-- Begin --

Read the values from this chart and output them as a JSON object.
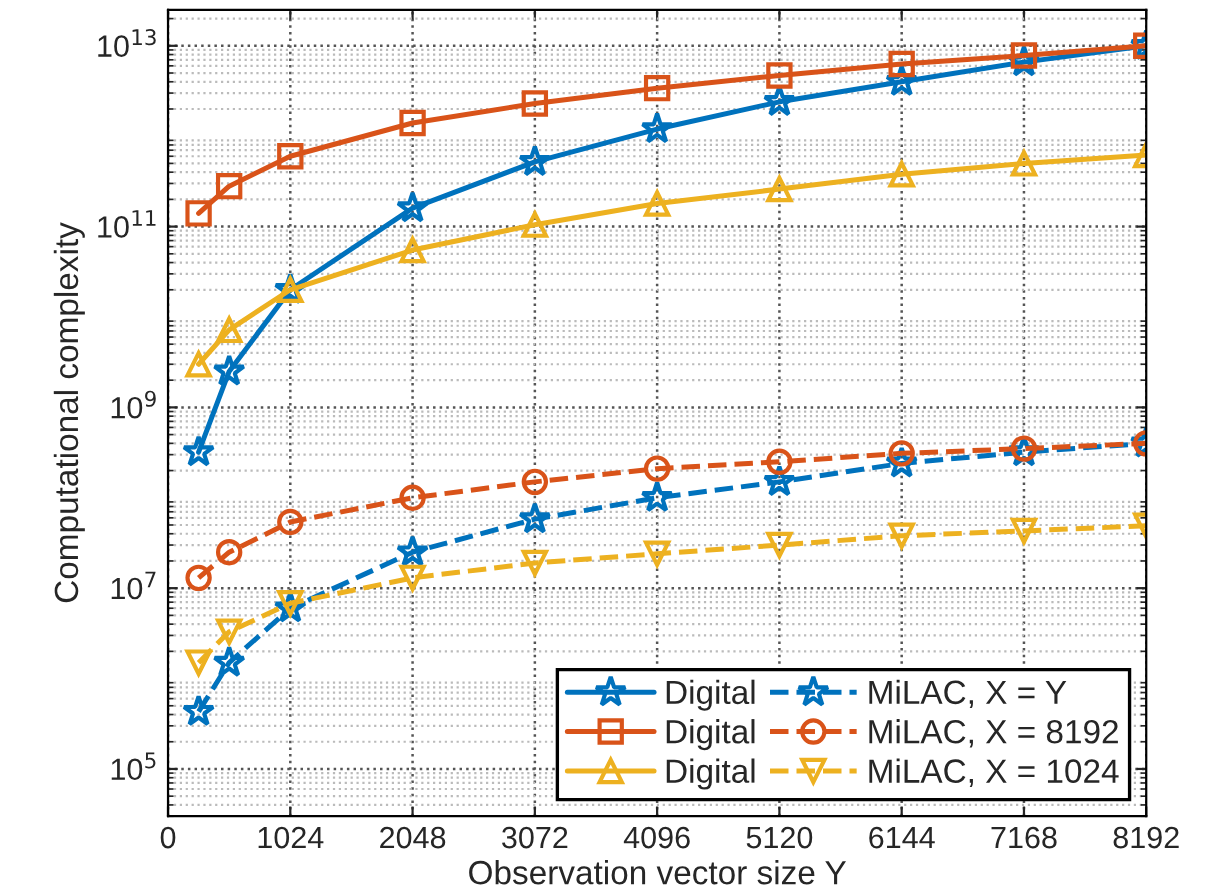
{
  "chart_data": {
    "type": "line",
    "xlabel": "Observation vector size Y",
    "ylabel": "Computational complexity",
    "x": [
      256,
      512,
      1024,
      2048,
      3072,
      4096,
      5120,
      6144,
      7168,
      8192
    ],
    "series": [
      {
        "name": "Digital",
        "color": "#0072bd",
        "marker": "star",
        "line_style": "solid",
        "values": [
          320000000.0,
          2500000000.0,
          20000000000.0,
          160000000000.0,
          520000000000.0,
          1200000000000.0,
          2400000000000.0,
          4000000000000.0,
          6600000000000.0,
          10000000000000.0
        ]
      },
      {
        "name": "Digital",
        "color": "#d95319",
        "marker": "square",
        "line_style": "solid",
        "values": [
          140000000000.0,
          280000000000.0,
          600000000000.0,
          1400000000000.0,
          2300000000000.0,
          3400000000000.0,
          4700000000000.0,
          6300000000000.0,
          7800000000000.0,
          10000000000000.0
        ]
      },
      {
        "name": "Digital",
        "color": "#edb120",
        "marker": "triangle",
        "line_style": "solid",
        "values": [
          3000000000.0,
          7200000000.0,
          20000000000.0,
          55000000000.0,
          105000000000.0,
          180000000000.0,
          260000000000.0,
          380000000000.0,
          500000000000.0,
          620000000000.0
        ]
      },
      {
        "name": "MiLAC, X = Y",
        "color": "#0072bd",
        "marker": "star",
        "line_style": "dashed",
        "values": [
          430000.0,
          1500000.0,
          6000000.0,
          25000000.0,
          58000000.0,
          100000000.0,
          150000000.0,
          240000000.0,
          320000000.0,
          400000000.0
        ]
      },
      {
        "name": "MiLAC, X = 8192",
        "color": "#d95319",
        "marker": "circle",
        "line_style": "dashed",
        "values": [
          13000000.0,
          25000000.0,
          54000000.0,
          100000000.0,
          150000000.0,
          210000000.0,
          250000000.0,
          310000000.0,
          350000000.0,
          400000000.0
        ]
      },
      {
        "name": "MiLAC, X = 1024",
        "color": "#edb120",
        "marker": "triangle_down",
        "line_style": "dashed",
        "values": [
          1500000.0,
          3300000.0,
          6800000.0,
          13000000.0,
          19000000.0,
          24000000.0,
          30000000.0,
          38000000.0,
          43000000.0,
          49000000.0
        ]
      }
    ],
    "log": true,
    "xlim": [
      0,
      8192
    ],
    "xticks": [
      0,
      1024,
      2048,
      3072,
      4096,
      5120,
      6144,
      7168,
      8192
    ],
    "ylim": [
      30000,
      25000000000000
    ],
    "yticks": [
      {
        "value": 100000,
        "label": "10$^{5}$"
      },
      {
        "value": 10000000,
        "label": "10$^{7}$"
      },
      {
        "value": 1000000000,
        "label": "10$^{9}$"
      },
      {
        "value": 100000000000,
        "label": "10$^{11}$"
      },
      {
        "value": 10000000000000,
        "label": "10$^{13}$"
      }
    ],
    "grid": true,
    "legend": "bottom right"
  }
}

-- End --
-- Begin --

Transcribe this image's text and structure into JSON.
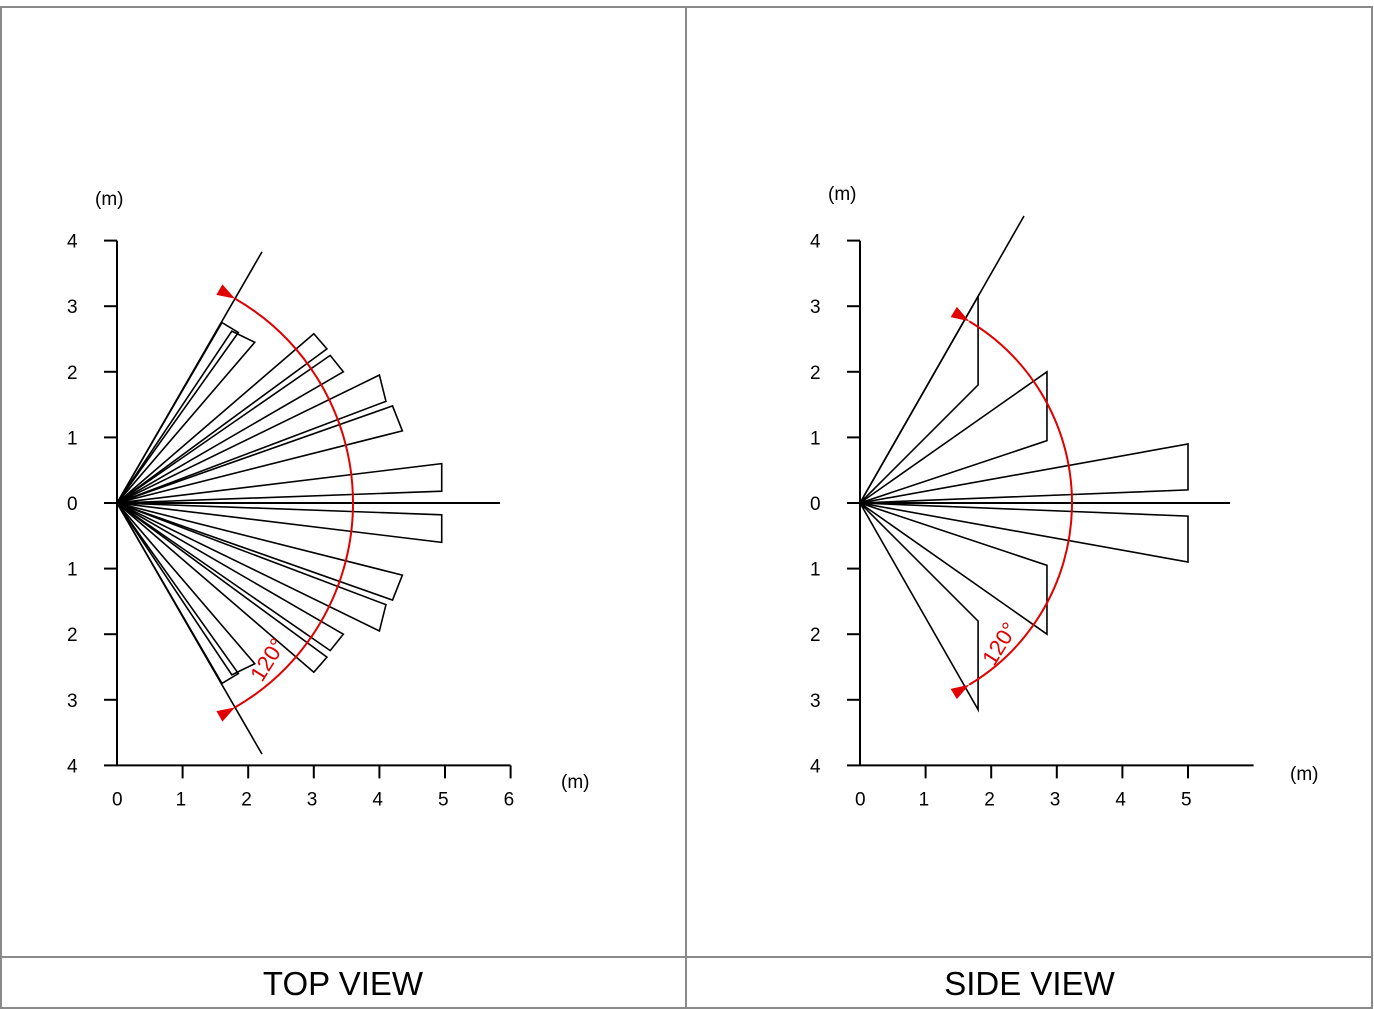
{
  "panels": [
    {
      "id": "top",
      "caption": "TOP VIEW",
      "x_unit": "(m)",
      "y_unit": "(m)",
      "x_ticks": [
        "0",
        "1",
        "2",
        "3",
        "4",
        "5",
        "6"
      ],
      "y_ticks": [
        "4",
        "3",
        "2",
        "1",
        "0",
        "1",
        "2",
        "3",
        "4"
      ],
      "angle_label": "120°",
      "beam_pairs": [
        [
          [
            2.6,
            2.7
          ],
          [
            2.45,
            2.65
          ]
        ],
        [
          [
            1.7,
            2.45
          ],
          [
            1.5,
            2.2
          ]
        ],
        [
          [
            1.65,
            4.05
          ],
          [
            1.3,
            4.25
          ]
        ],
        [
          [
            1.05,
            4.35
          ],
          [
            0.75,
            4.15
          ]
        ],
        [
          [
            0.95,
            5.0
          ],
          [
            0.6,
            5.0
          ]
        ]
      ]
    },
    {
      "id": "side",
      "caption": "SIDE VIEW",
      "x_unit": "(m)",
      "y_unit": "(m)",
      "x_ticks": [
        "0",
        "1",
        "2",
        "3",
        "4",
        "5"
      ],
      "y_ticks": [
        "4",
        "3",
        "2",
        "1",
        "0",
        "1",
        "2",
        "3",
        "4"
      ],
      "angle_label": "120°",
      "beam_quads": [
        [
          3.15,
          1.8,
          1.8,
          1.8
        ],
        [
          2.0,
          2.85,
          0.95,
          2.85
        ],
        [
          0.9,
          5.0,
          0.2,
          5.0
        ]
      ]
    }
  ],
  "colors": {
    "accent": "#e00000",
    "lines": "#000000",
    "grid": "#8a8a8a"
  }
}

-- End --
-- Begin --

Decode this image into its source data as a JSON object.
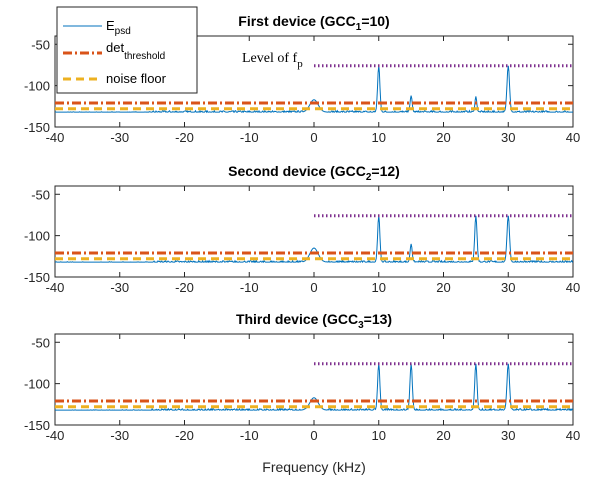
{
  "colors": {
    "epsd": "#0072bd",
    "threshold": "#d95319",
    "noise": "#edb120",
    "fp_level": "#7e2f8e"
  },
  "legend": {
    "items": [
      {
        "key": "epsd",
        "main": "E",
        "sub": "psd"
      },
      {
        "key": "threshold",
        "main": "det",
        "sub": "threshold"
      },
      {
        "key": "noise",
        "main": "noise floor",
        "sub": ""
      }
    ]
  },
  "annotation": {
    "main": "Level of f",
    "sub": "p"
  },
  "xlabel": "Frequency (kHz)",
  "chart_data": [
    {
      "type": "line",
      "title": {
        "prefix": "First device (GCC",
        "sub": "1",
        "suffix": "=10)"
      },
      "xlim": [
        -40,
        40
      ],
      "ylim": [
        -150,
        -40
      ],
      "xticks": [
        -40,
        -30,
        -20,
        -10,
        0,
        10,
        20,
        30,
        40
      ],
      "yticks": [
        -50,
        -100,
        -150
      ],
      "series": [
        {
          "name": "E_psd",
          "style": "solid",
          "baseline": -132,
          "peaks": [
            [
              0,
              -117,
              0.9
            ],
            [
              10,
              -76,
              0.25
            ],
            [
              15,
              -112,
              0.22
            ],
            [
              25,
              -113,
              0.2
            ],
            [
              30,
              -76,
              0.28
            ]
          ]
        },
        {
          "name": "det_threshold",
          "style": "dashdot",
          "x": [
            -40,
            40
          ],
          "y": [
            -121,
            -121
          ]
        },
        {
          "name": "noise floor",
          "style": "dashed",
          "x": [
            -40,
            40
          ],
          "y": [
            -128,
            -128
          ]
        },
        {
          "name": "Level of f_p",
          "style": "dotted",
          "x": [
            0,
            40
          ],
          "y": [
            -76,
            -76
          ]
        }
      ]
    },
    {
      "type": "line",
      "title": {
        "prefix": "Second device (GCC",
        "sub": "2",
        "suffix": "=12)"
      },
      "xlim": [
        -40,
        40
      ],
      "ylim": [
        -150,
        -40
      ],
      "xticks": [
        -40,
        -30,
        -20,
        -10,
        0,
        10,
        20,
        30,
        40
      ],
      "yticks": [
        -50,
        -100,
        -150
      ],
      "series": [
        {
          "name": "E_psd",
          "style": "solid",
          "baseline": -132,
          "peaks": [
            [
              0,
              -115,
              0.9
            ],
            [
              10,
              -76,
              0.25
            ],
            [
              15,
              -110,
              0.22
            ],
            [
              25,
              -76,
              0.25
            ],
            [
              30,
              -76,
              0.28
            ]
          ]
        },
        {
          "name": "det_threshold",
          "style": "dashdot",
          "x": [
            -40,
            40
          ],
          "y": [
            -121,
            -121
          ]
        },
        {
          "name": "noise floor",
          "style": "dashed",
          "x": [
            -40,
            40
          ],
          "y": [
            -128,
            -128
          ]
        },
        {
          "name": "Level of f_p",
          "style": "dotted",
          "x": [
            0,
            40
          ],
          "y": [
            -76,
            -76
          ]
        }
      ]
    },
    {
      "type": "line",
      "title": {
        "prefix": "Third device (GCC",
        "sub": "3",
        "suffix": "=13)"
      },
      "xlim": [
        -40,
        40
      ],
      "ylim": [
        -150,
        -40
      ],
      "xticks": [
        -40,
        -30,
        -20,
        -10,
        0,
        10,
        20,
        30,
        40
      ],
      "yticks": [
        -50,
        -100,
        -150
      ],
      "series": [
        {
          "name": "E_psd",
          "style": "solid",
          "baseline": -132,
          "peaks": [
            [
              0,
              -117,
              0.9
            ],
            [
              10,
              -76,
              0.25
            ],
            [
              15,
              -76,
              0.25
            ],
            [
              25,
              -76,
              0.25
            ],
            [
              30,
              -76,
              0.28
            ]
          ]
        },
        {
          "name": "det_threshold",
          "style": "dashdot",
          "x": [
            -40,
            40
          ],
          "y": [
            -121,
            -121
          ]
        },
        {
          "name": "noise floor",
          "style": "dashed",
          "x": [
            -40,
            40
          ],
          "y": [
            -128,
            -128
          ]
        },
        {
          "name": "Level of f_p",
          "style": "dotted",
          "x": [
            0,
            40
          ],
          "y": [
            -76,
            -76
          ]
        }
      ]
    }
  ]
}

-- End --

**WRITTEN EXERCISE**
Copy out all lines from the material above that contain the string "into".

**EXERCISE RESULT**
Transcribe this image's text and structure into JSON.
Decode this image into its source data as a JSON object.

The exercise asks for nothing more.